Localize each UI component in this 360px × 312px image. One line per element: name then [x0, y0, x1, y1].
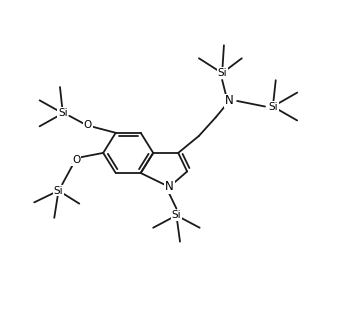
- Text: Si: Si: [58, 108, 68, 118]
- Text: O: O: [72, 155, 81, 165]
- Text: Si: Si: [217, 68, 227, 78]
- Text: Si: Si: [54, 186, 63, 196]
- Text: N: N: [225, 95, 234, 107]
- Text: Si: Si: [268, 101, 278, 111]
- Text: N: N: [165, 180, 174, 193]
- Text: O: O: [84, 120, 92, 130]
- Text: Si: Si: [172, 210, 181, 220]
.....
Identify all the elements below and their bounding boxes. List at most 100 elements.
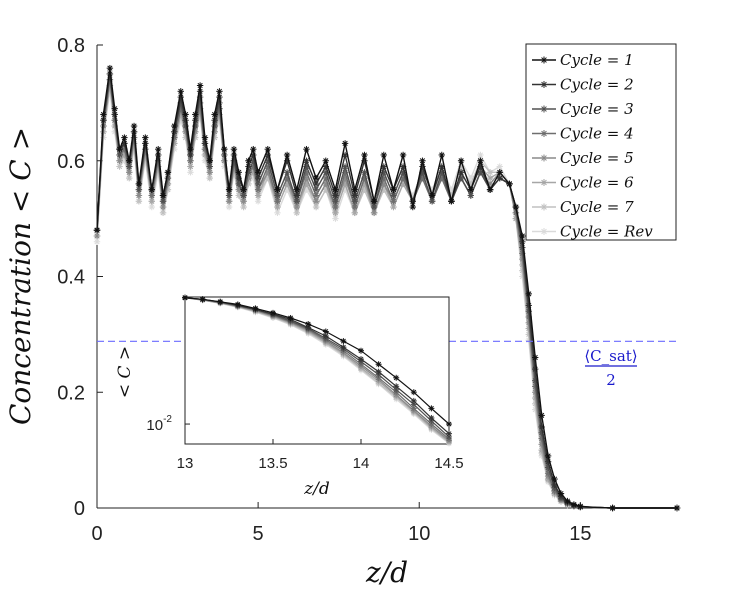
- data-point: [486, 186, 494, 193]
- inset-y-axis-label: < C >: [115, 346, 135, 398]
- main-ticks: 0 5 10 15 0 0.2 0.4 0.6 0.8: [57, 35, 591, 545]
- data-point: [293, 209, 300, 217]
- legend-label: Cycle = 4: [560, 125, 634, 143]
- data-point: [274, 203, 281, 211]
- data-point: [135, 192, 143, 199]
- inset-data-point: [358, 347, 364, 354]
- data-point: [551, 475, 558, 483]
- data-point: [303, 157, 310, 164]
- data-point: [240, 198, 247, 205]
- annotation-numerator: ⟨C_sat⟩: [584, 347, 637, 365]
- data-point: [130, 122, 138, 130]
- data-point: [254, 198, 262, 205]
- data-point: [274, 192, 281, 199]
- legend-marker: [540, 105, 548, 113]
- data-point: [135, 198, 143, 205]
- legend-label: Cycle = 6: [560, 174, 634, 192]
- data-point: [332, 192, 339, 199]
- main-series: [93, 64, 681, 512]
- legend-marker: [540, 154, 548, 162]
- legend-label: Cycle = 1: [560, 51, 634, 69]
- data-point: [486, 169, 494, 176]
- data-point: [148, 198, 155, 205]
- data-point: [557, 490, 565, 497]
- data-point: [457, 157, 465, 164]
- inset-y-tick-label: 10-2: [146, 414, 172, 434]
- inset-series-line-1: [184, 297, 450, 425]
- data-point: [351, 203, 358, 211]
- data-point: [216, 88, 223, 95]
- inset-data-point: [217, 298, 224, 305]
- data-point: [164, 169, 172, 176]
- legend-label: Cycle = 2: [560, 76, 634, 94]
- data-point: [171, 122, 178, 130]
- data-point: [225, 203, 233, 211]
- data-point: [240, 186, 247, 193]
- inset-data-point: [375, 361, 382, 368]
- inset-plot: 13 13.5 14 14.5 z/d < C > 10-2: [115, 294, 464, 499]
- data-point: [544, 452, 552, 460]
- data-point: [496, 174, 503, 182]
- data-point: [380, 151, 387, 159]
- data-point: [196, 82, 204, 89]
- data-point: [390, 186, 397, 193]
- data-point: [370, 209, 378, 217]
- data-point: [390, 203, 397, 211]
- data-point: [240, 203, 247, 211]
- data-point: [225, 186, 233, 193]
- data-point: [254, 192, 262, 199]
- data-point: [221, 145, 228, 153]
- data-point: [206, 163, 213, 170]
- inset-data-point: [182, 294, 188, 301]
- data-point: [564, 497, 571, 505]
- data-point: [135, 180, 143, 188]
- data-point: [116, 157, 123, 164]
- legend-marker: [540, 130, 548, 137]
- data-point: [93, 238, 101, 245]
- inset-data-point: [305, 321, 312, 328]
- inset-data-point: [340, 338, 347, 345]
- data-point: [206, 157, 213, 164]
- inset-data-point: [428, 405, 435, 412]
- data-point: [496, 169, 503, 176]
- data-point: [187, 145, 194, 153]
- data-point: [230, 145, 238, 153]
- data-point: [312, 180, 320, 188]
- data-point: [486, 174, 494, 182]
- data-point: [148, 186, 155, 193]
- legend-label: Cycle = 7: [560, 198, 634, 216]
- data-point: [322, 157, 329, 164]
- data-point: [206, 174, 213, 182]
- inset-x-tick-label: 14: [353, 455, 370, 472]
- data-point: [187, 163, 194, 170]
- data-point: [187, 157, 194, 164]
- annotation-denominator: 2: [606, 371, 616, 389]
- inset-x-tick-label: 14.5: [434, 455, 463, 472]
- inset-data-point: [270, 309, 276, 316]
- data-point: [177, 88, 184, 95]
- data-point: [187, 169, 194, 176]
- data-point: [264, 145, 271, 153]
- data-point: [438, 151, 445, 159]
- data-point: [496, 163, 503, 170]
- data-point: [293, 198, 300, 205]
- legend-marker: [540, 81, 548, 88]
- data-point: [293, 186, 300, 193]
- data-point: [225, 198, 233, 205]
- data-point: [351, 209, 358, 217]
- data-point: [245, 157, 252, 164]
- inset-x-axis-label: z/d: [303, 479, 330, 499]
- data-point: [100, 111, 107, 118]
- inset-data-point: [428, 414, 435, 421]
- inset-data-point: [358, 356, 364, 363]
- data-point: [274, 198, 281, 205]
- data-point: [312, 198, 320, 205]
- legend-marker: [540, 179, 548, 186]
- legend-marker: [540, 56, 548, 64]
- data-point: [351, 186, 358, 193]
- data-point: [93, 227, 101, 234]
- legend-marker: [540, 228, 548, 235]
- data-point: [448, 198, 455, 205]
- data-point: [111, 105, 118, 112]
.....
» Given exercise:
Filter the items above down to the lines that contain the word "marker", copying each matching line. Case counts.

» Completed exercise:
- legend-marker: [540, 105, 548, 113]
- legend-marker: [540, 154, 548, 162]
- legend-marker: [540, 130, 548, 137]
- legend-marker: [540, 81, 548, 88]
- legend-marker: [540, 179, 548, 186]
- legend-marker: [540, 56, 548, 64]
- legend-marker: [540, 228, 548, 235]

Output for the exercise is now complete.